Please retype the data in full and exactly; the pictures are not part of the copy.

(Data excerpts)
** begin **

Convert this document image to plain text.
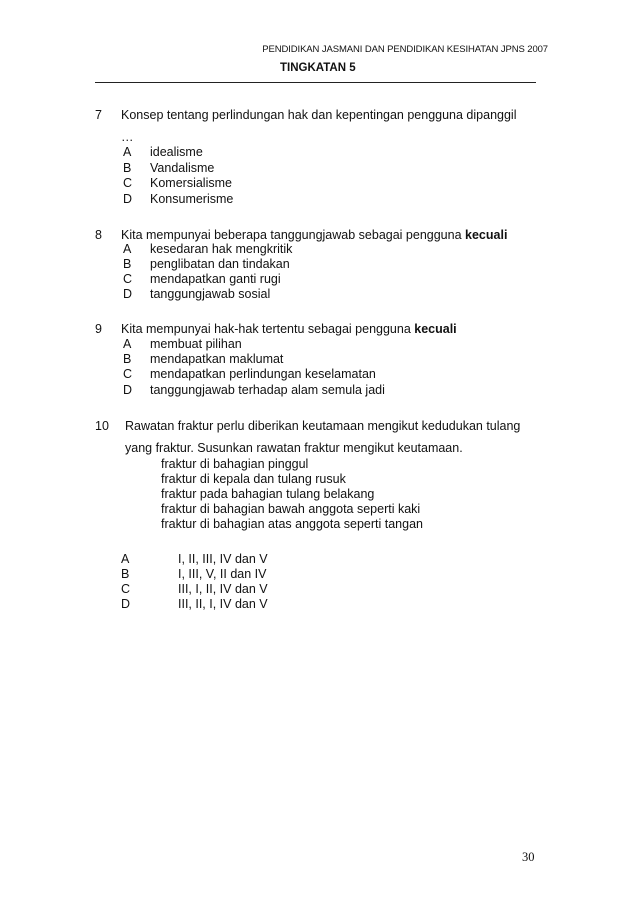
PENDIDIKAN JASMANI DAN PENDIDIKAN KESIHATAN JPNS 2007
TINGKATAN 5
7 Konsep tentang perlindungan hak dan kepentingan pengguna dipanggil
…
A idealisme
B Vandalisme
C Komersialisme
D Konsumerisme
8 Kita mempunyai beberapa tanggungjawab sebagai pengguna kecuali
A kesedaran hak mengkritik
B penglibatan dan tindakan
C mendapatkan ganti rugi
D tanggungjawab sosial
9 Kita mempunyai hak-hak tertentu sebagai pengguna kecuali
A membuat pilihan
B mendapatkan maklumat
C mendapatkan perlindungan keselamatan
D tanggungjawab terhadap alam semula jadi
10 Rawatan fraktur perlu diberikan keutamaan mengikut kedudukan tulang
yang fraktur. Susunkan rawatan fraktur mengikut keutamaan.
fraktur di bahagian pinggul
fraktur di kepala dan tulang rusuk
fraktur pada bahagian tulang belakang
fraktur di bahagian bawah anggota seperti kaki
fraktur di bahagian atas anggota seperti tangan
A	I, II, III, IV dan V
B	I, III, V, II dan IV
C	III, I, II, IV dan V
D	III, II, I, IV dan V
30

** end **

● TASK ANSWER
Convert this document image to plain text.
PENDIDIKAN JASMANI DAN PENDIDIKAN KESIHATAN JPNS 2007
TINGKATAN 5
7 Konsep tentang perlindungan hak dan kepentingan pengguna dipanggil
…
A idealisme
B Vandalisme
C Komersialisme
D Konsumerisme
8 Kita mempunyai beberapa tanggungjawab sebagai pengguna kecuali
A kesedaran hak mengkritik
B penglibatan dan tindakan
C mendapatkan ganti rugi
D tanggungjawab sosial
9 Kita mempunyai hak-hak tertentu sebagai pengguna kecuali
A membuat pilihan
B mendapatkan maklumat
C mendapatkan perlindungan keselamatan
D tanggungjawab terhadap alam semula jadi
10 Rawatan fraktur perlu diberikan keutamaan mengikut kedudukan tulang
yang fraktur. Susunkan rawatan fraktur mengikut keutamaan.
fraktur di bahagian pinggul
fraktur di kepala dan tulang rusuk
fraktur pada bahagian tulang belakang
fraktur di bahagian bawah anggota seperti kaki
fraktur di bahagian atas anggota seperti tangan
A	I, II, III, IV dan V
B	I, III, V, II dan IV
C	III, I, II, IV dan V
D	III, II, I, IV dan V
30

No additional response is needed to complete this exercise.